(Dataset entries)
───
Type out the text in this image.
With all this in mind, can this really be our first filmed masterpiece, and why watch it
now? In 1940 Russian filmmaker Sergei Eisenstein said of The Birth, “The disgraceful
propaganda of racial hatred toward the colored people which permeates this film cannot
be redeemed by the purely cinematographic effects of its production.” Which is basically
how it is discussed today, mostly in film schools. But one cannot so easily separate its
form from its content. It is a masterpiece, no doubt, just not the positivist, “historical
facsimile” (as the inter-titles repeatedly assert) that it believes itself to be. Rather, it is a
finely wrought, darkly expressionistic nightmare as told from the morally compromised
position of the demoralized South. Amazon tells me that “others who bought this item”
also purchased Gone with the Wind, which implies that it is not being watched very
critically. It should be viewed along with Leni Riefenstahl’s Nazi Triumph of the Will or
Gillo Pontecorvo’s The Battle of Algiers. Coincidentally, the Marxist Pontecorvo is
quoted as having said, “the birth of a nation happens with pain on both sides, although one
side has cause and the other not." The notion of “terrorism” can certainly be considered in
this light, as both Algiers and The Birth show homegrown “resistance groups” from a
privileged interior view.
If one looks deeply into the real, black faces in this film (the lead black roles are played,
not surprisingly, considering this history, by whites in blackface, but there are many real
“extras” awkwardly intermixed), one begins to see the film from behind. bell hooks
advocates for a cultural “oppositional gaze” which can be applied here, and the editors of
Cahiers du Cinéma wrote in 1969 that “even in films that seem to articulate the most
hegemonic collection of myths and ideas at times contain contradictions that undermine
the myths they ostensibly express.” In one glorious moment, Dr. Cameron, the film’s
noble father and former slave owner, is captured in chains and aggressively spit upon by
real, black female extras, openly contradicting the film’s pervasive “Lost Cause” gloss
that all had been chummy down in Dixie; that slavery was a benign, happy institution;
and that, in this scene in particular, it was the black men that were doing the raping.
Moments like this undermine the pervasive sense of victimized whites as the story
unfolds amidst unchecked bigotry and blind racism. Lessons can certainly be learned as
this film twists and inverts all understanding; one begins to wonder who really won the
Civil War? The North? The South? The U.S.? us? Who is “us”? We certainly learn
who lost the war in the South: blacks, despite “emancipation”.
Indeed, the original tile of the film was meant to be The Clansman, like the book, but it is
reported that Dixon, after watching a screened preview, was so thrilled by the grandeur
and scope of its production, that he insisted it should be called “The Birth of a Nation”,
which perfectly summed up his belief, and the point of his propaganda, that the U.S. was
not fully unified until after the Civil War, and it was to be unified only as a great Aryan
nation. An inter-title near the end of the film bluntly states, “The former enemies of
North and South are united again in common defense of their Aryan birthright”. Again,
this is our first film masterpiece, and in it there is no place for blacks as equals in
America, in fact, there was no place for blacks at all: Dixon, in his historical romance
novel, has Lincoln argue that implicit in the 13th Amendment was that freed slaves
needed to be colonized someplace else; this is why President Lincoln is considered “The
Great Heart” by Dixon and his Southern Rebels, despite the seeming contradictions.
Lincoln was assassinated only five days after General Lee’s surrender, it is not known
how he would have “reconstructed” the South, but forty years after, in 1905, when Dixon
───
### OBJECTIVE
Please give back all of the records exactly as written.

### RESPONSE BELOW
Type out the text in this image.
With all this in mind, can this really be our first filmed masterpiece, and why watch it
now? In 1940 Russian filmmaker Sergei Eisenstein said of The Birth, “The disgraceful
propaganda of racial hatred toward the colored people which permeates this film cannot
be redeemed by the purely cinematographic effects of its production.” Which is basically
how it is discussed today, mostly in film schools. But one cannot so easily separate its
form from its content. It is a masterpiece, no doubt, just not the positivist, “historical
facsimile” (as the inter-titles repeatedly assert) that it believes itself to be. Rather, it is a
finely wrought, darkly expressionistic nightmare as told from the morally compromised
position of the demoralized South. Amazon tells me that “others who bought this item”
also purchased Gone with the Wind, which implies that it is not being watched very
critically. It should be viewed along with Leni Riefenstahl’s Nazi Triumph of the Will or
Gillo Pontecorvo’s The Battle of Algiers. Coincidentally, the Marxist Pontecorvo is
quoted as having said, “the birth of a nation happens with pain on both sides, although one
side has cause and the other not." The notion of “terrorism” can certainly be considered in
this light, as both Algiers and The Birth show homegrown “resistance groups” from a
privileged interior view.
If one looks deeply into the real, black faces in this film (the lead black roles are played,
not surprisingly, considering this history, by whites in blackface, but there are many real
“extras” awkwardly intermixed), one begins to see the film from behind. bell hooks
advocates for a cultural “oppositional gaze” which can be applied here, and the editors of
Cahiers du Cinéma wrote in 1969 that “even in films that seem to articulate the most
hegemonic collection of myths and ideas at times contain contradictions that undermine
the myths they ostensibly express.” In one glorious moment, Dr. Cameron, the film’s
noble father and former slave owner, is captured in chains and aggressively spit upon by
real, black female extras, openly contradicting the film’s pervasive “Lost Cause” gloss
that all had been chummy down in Dixie; that slavery was a benign, happy institution;
and that, in this scene in particular, it was the black men that were doing the raping.
Moments like this undermine the pervasive sense of victimized whites as the story
unfolds amidst unchecked bigotry and blind racism. Lessons can certainly be learned as
this film twists and inverts all understanding; one begins to wonder who really won the
Civil War? The North? The South? The U.S.? us? Who is “us”? We certainly learn
who lost the war in the South: blacks, despite “emancipation”.
Indeed, the original tile of the film was meant to be The Clansman, like the book, but it is
reported that Dixon, after watching a screened preview, was so thrilled by the grandeur
and scope of its production, that he insisted it should be called “The Birth of a Nation”,
which perfectly summed up his belief, and the point of his propaganda, that the U.S. was
not fully unified until after the Civil War, and it was to be unified only as a great Aryan
nation. An inter-title near the end of the film bluntly states, “The former enemies of
North and South are united again in common defense of their Aryan birthright”. Again,
this is our first film masterpiece, and in it there is no place for blacks as equals in
America, in fact, there was no place for blacks at all: Dixon, in his historical romance
novel, has Lincoln argue that implicit in the 13th Amendment was that freed slaves
needed to be colonized someplace else; this is why President Lincoln is considered “The
Great Heart” by Dixon and his Southern Rebels, despite the seeming contradictions.
Lincoln was assassinated only five days after General Lee’s surrender, it is not known
how he would have “reconstructed” the South, but forty years after, in 1905, when Dixon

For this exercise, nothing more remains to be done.